*What to work on*
Write out every line of the material as it stands, apart from the pictures.

═══

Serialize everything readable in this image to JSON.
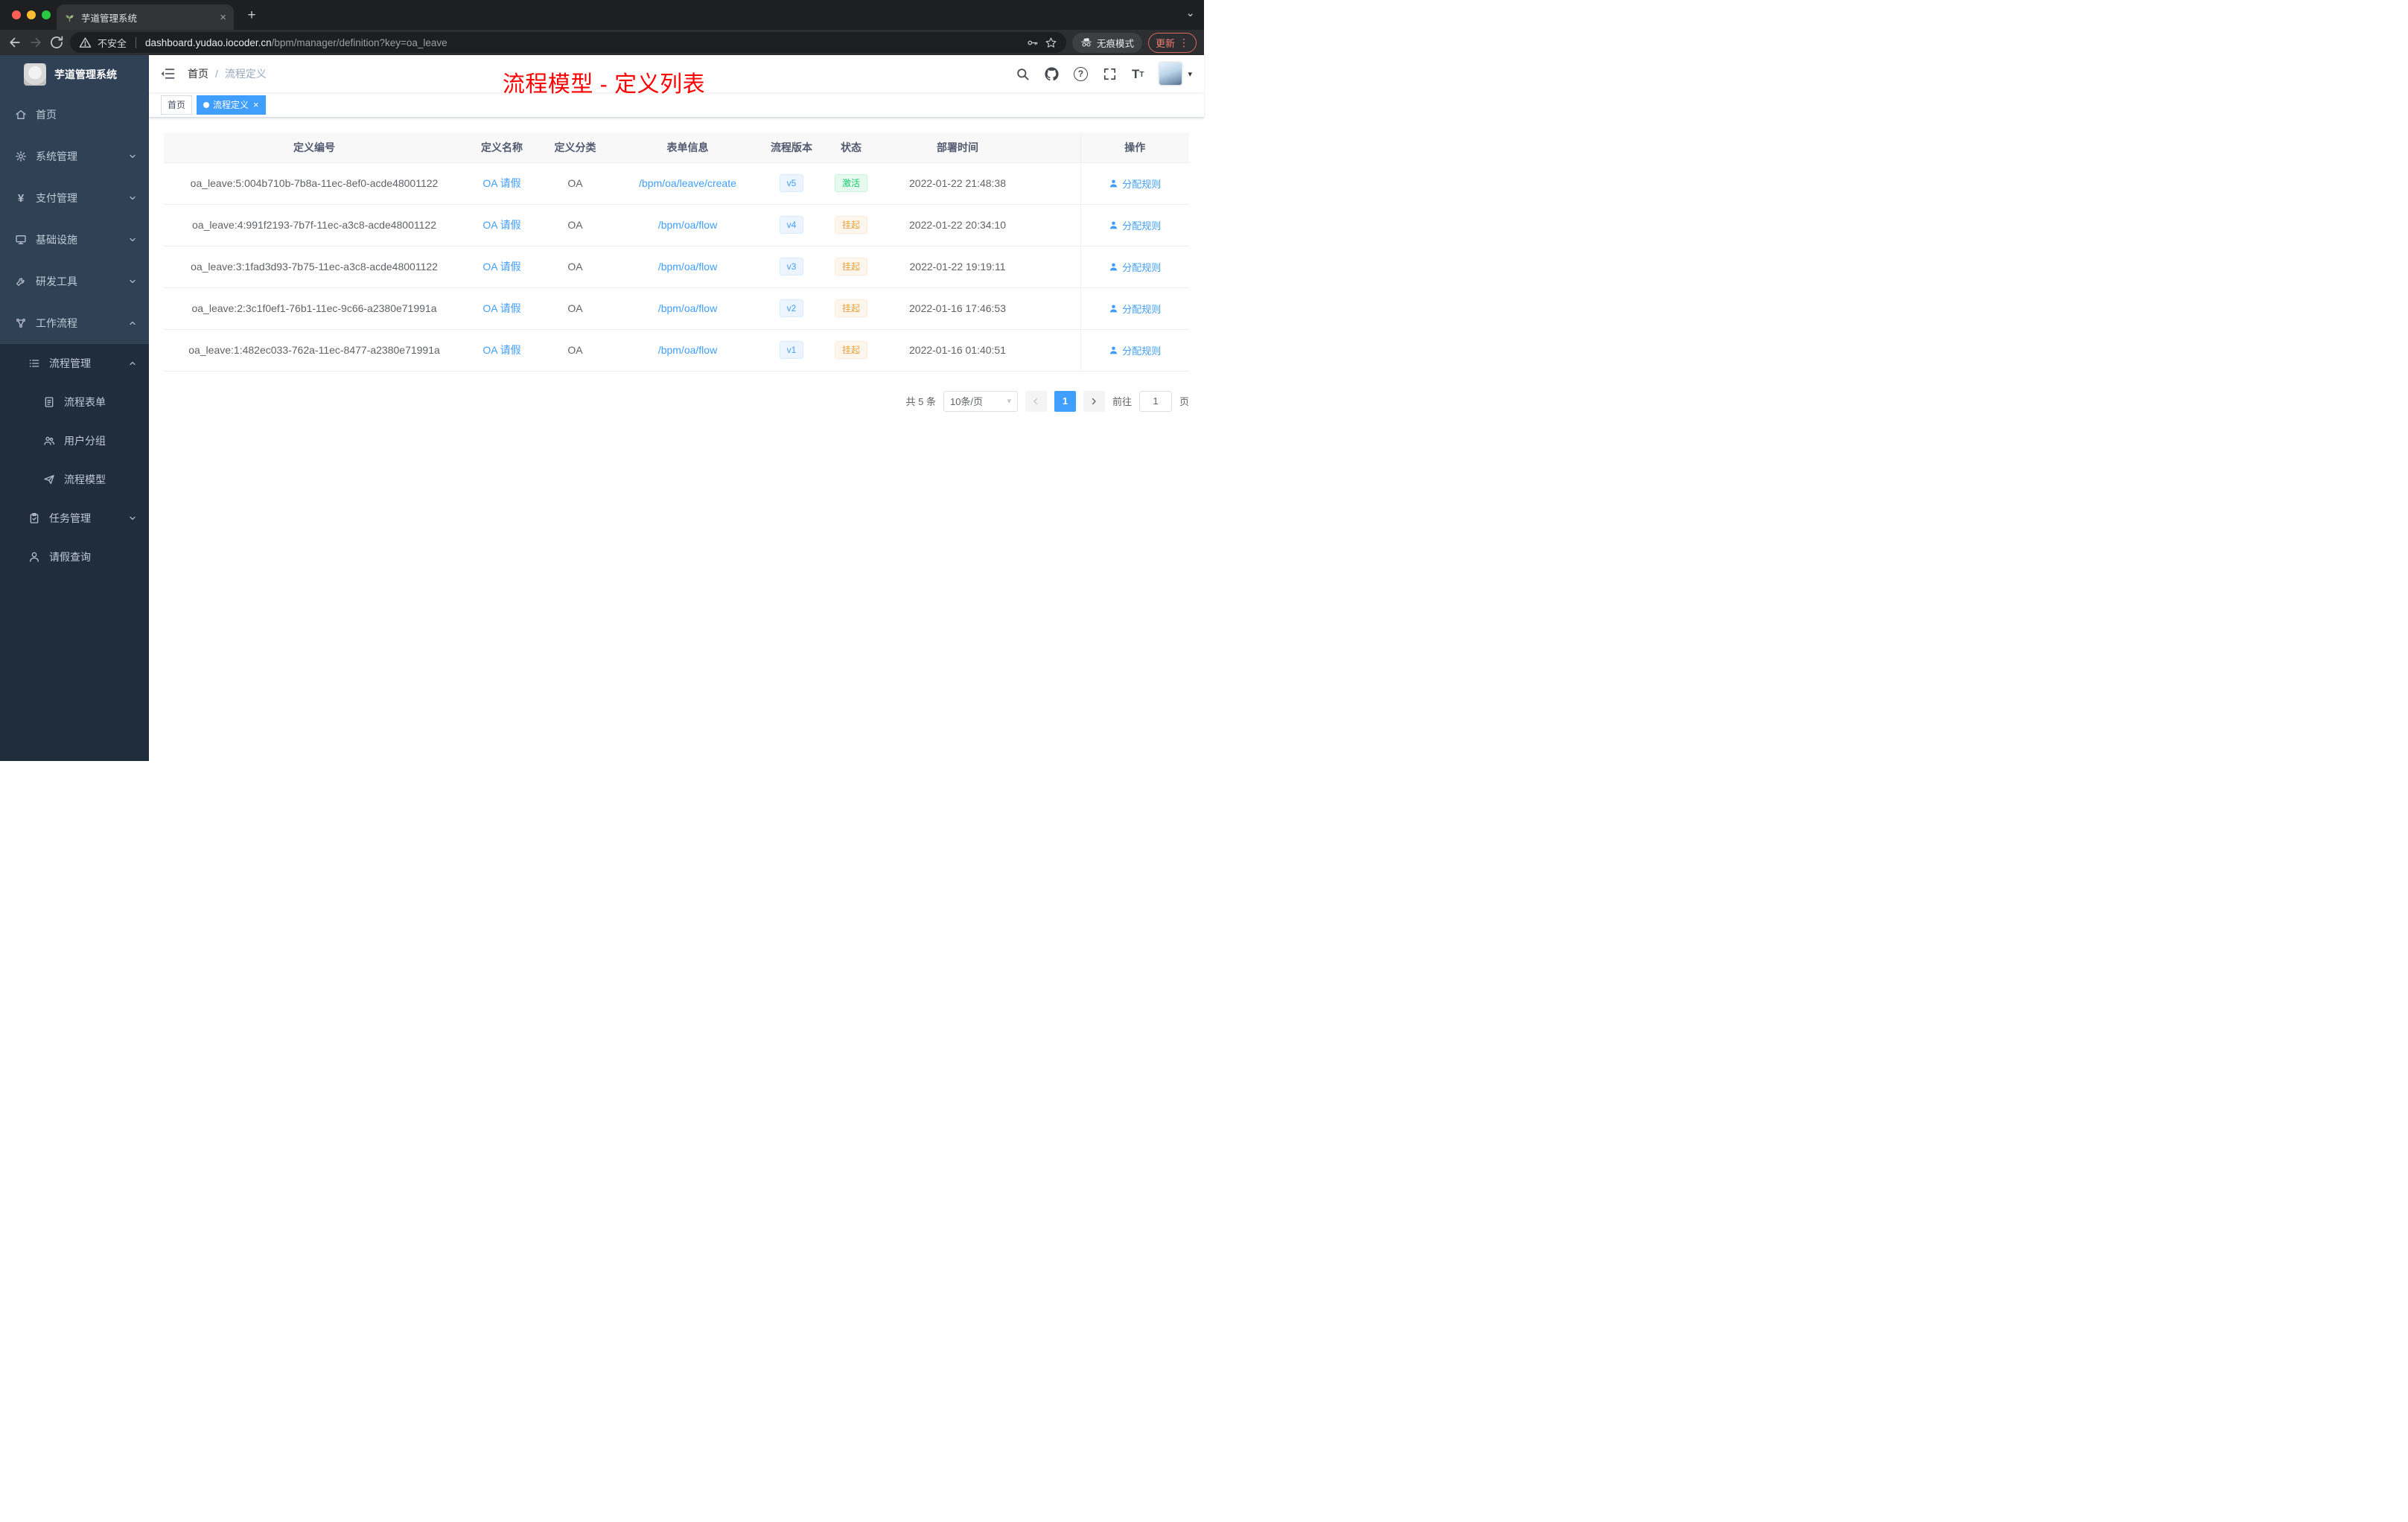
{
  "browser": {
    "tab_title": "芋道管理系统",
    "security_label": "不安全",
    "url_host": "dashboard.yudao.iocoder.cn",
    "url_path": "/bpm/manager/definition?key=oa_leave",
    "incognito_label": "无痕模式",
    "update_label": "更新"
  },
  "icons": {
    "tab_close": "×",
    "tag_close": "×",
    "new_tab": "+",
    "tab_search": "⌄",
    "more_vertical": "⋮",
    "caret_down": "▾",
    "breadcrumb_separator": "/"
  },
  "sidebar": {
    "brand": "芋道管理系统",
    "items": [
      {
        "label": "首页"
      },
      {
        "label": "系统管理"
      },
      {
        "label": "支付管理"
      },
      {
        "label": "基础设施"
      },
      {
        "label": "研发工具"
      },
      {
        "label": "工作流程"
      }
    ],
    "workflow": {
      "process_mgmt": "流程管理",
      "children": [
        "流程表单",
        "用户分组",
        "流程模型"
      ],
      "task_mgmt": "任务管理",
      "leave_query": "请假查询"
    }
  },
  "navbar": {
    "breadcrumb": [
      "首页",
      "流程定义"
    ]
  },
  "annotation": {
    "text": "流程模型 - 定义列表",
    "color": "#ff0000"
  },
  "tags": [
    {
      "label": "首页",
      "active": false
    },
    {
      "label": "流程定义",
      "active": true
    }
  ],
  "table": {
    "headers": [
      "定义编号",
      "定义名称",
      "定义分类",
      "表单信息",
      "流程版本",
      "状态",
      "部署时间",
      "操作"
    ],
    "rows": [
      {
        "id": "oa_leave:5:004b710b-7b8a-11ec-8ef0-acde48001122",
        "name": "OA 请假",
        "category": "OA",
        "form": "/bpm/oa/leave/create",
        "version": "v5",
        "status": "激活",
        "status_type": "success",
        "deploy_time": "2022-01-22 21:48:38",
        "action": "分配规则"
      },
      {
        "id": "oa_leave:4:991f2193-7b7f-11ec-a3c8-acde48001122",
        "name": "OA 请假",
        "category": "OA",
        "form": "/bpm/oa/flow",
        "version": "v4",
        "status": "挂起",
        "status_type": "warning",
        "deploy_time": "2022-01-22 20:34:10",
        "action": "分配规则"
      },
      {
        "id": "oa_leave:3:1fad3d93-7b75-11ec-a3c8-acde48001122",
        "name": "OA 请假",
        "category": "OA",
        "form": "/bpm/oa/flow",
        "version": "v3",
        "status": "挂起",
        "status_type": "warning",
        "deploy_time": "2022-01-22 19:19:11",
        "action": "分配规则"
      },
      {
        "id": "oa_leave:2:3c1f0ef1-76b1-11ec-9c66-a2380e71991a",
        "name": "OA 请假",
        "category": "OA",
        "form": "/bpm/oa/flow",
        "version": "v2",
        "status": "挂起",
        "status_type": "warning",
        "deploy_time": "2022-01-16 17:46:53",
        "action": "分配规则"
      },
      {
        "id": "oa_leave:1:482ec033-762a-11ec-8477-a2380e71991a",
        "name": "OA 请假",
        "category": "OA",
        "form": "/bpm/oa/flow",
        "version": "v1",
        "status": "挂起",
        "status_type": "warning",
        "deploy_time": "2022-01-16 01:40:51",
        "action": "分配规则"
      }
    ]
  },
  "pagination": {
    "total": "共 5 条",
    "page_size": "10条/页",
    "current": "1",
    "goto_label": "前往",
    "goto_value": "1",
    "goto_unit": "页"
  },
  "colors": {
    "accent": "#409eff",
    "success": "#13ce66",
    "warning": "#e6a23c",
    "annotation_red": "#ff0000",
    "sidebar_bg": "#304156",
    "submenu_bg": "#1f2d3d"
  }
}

═══

*Reply*
Serialize everything readable in this image to JSON.
{
  "browser": {
    "tab_title": "芋道管理系统",
    "security_label": "不安全",
    "url_host": "dashboard.yudao.iocoder.cn",
    "url_path": "/bpm/manager/definition?key=oa_leave",
    "incognito_label": "无痕模式",
    "update_label": "更新"
  },
  "icons": {
    "tab_close": "×",
    "tag_close": "×",
    "new_tab": "+",
    "tab_search": "⌄",
    "more_vertical": "⋮",
    "caret_down": "▾",
    "breadcrumb_separator": "/"
  },
  "sidebar": {
    "brand": "芋道管理系统",
    "items": [
      {
        "label": "首页"
      },
      {
        "label": "系统管理"
      },
      {
        "label": "支付管理"
      },
      {
        "label": "基础设施"
      },
      {
        "label": "研发工具"
      },
      {
        "label": "工作流程"
      }
    ],
    "workflow": {
      "process_mgmt": "流程管理",
      "children": [
        "流程表单",
        "用户分组",
        "流程模型"
      ],
      "task_mgmt": "任务管理",
      "leave_query": "请假查询"
    }
  },
  "navbar": {
    "breadcrumb": [
      "首页",
      "流程定义"
    ]
  },
  "annotation": {
    "text": "流程模型 - 定义列表",
    "color": "#ff0000"
  },
  "tags": [
    {
      "label": "首页",
      "active": false
    },
    {
      "label": "流程定义",
      "active": true
    }
  ],
  "table": {
    "headers": [
      "定义编号",
      "定义名称",
      "定义分类",
      "表单信息",
      "流程版本",
      "状态",
      "部署时间",
      "操作"
    ],
    "rows": [
      {
        "id": "oa_leave:5:004b710b-7b8a-11ec-8ef0-acde48001122",
        "name": "OA 请假",
        "category": "OA",
        "form": "/bpm/oa/leave/create",
        "version": "v5",
        "status": "激活",
        "status_type": "success",
        "deploy_time": "2022-01-22 21:48:38",
        "action": "分配规则"
      },
      {
        "id": "oa_leave:4:991f2193-7b7f-11ec-a3c8-acde48001122",
        "name": "OA 请假",
        "category": "OA",
        "form": "/bpm/oa/flow",
        "version": "v4",
        "status": "挂起",
        "status_type": "warning",
        "deploy_time": "2022-01-22 20:34:10",
        "action": "分配规则"
      },
      {
        "id": "oa_leave:3:1fad3d93-7b75-11ec-a3c8-acde48001122",
        "name": "OA 请假",
        "category": "OA",
        "form": "/bpm/oa/flow",
        "version": "v3",
        "status": "挂起",
        "status_type": "warning",
        "deploy_time": "2022-01-22 19:19:11",
        "action": "分配规则"
      },
      {
        "id": "oa_leave:2:3c1f0ef1-76b1-11ec-9c66-a2380e71991a",
        "name": "OA 请假",
        "category": "OA",
        "form": "/bpm/oa/flow",
        "version": "v2",
        "status": "挂起",
        "status_type": "warning",
        "deploy_time": "2022-01-16 17:46:53",
        "action": "分配规则"
      },
      {
        "id": "oa_leave:1:482ec033-762a-11ec-8477-a2380e71991a",
        "name": "OA 请假",
        "category": "OA",
        "form": "/bpm/oa/flow",
        "version": "v1",
        "status": "挂起",
        "status_type": "warning",
        "deploy_time": "2022-01-16 01:40:51",
        "action": "分配规则"
      }
    ]
  },
  "pagination": {
    "total": "共 5 条",
    "page_size": "10条/页",
    "current": "1",
    "goto_label": "前往",
    "goto_value": "1",
    "goto_unit": "页"
  },
  "colors": {
    "accent": "#409eff",
    "success": "#13ce66",
    "warning": "#e6a23c",
    "annotation_red": "#ff0000",
    "sidebar_bg": "#304156",
    "submenu_bg": "#1f2d3d"
  }
}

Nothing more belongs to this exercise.